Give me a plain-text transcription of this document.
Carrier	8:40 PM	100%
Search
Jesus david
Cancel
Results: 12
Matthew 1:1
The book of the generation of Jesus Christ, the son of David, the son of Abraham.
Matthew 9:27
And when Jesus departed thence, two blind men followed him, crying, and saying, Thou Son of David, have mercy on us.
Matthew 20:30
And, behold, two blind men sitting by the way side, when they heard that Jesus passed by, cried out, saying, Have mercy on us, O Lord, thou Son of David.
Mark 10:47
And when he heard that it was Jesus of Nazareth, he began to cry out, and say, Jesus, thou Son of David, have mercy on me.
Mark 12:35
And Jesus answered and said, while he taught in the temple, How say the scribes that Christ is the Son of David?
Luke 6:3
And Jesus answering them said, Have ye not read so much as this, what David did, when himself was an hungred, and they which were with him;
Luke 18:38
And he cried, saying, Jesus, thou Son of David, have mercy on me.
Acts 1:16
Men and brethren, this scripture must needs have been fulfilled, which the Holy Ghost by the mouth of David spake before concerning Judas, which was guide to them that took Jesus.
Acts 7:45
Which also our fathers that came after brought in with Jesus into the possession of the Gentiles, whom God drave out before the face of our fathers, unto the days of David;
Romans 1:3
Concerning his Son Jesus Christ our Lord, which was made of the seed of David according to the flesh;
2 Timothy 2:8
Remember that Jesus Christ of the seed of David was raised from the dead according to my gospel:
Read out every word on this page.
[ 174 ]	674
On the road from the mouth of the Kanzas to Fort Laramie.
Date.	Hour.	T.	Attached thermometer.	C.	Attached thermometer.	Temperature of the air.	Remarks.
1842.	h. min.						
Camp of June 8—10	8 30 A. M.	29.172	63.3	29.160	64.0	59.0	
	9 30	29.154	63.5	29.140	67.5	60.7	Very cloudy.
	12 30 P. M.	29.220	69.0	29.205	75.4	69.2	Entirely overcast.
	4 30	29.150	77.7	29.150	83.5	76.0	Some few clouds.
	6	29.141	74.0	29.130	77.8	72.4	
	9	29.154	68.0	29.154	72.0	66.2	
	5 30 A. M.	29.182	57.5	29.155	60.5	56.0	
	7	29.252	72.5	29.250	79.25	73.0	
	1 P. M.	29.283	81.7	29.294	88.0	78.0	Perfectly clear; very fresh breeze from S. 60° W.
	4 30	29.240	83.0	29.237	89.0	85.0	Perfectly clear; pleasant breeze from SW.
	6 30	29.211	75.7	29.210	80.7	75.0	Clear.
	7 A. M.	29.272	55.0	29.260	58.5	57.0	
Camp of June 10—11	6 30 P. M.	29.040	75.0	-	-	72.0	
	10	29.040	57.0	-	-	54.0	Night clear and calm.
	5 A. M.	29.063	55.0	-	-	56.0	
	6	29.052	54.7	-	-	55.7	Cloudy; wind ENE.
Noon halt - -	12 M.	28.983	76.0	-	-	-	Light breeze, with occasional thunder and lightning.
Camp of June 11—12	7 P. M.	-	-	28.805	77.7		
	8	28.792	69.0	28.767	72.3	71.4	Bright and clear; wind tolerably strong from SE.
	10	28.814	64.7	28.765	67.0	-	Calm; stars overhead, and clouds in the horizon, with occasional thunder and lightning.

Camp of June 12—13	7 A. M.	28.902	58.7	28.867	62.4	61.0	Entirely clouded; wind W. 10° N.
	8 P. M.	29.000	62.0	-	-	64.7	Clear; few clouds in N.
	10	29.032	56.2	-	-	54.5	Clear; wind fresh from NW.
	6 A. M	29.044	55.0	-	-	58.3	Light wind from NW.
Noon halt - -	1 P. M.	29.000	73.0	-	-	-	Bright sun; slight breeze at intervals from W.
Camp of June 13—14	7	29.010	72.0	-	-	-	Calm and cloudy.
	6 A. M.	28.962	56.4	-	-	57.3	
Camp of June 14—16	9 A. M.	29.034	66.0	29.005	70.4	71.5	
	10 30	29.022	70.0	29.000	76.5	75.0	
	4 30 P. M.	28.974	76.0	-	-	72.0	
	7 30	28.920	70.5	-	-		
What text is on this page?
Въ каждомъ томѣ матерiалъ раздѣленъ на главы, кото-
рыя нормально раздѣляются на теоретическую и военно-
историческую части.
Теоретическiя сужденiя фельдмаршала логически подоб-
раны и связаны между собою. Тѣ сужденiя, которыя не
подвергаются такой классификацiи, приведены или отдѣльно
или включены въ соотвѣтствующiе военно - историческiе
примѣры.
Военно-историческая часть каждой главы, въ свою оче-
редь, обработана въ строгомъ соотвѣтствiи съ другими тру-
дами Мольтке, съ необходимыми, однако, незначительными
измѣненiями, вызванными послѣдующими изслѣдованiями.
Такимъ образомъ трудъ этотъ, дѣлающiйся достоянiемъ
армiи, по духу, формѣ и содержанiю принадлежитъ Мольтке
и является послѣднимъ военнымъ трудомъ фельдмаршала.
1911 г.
======
**EXERCISE GOAL:**
Write out all records exactly, keeping every detail.

**EXERCISE RESULT:**
Give me a plain-text transcription of this document.
Carrier	8:40 PM	100%
Search
Jesus david
Cancel
Results: 12
Matthew 1:1
The book of the generation of Jesus Christ, the son of David, the son of Abraham.
Matthew 9:27
And when Jesus departed thence, two blind men followed him, crying, and saying, Thou Son of David, have mercy on us.
Matthew 20:30
And, behold, two blind men sitting by the way side, when they heard that Jesus passed by, cried out, saying, Have mercy on us, O Lord, thou Son of David.
Mark 10:47
And when he heard that it was Jesus of Nazareth, he began to cry out, and say, Jesus, thou Son of David, have mercy on me.
Mark 12:35
And Jesus answered and said, while he taught in the temple, How say the scribes that Christ is the Son of David?
Luke 6:3
And Jesus answering them said, Have ye not read so much as this, what David did, when himself was an hungred, and they which were with him;
Luke 18:38
And he cried, saying, Jesus, thou Son of David, have mercy on me.
Acts 1:16
Men and brethren, this scripture must needs have been fulfilled, which the Holy Ghost by the mouth of David spake before concerning Judas, which was guide to them that took Jesus.
Acts 7:45
Which also our fathers that came after brought in with Jesus into the possession of the Gentiles, whom God drave out before the face of our fathers, unto the days of David;
Romans 1:3
Concerning his Son Jesus Christ our Lord, which was made of the seed of David according to the flesh;
2 Timothy 2:8
Remember that Jesus Christ of the seed of David was raised from the dead according to my gospel:
Read out every word on this page.
[ 174 ]	674
On the road from the mouth of the Kanzas to Fort Laramie.
Date.	Hour.	T.	Attached thermometer.	C.	Attached thermometer.	Temperature of the air.	Remarks.
1842.	h. min.						
Camp of June 8—10	8 30 A. M.	29.172	63.3	29.160	64.0	59.0	
	9 30	29.154	63.5	29.140	67.5	60.7	Very cloudy.
	12 30 P. M.	29.220	69.0	29.205	75.4	69.2	Entirely overcast.
	4 30	29.150	77.7	29.150	83.5	76.0	Some few clouds.
	6	29.141	74.0	29.130	77.8	72.4	
	9	29.154	68.0	29.154	72.0	66.2	
	5 30 A. M.	29.182	57.5	29.155	60.5	56.0	
	7	29.252	72.5	29.250	79.25	73.0	
	1 P. M.	29.283	81.7	29.294	88.0	78.0	Perfectly clear; very fresh breeze from S. 60° W.
	4 30	29.240	83.0	29.237	89.0	85.0	Perfectly clear; pleasant breeze from SW.
	6 30	29.211	75.7	29.210	80.7	75.0	Clear.
	7 A. M.	29.272	55.0	29.260	58.5	57.0	
Camp of June 10—11	6 30 P. M.	29.040	75.0	-	-	72.0	
	10	29.040	57.0	-	-	54.0	Night clear and calm.
	5 A. M.	29.063	55.0	-	-	56.0	
	6	29.052	54.7	-	-	55.7	Cloudy; wind ENE.
Noon halt - -	12 M.	28.983	76.0	-	-	-	Light breeze, with occasional thunder and lightning.
Camp of June 11—12	7 P. M.	-	-	28.805	77.7		
	8	28.792	69.0	28.767	72.3	71.4	Bright and clear; wind tolerably strong from SE.
	10	28.814	64.7	28.765	67.0	-	Calm; stars overhead, and clouds in the horizon, with occasional thunder and lightning.

Camp of June 12—13	7 A. M.	28.902	58.7	28.867	62.4	61.0	Entirely clouded; wind W. 10° N.
	8 P. M.	29.000	62.0	-	-	64.7	Clear; few clouds in N.
	10	29.032	56.2	-	-	54.5	Clear; wind fresh from NW.
	6 A. M	29.044	55.0	-	-	58.3	Light wind from NW.
Noon halt - -	1 P. M.	29.000	73.0	-	-	-	Bright sun; slight breeze at intervals from W.
Camp of June 13—14	7	29.010	72.0	-	-	-	Calm and cloudy.
	6 A. M.	28.962	56.4	-	-	57.3	
Camp of June 14—16	9 A. M.	29.034	66.0	29.005	70.4	71.5	
	10 30	29.022	70.0	29.000	76.5	75.0	
	4 30 P. M.	28.974	76.0	-	-	72.0	
	7 30	28.920	70.5	-	-		
What text is on this page?
Въ каждомъ томѣ матерiалъ раздѣленъ на главы, кото-
рыя нормально раздѣляются на теоретическую и военно-
историческую части.
Теоретическiя сужденiя фельдмаршала логически подоб-
раны и связаны между собою. Тѣ сужденiя, которыя не
подвергаются такой классификацiи, приведены или отдѣльно
или включены въ соотвѣтствующiе военно - историческiе
примѣры.
Военно-историческая часть каждой главы, въ свою оче-
редь, обработана въ строгомъ соотвѣтствiи съ другими тру-
дами Мольтке, съ необходимыми, однако, незначительными
измѣненiями, вызванными послѣдующими изслѣдованiями.
Такимъ образомъ трудъ этотъ, дѣлающiйся достоянiемъ
армiи, по духу, формѣ и содержанiю принадлежитъ Мольтке
и является послѣднимъ военнымъ трудомъ фельдмаршала.
1911 г.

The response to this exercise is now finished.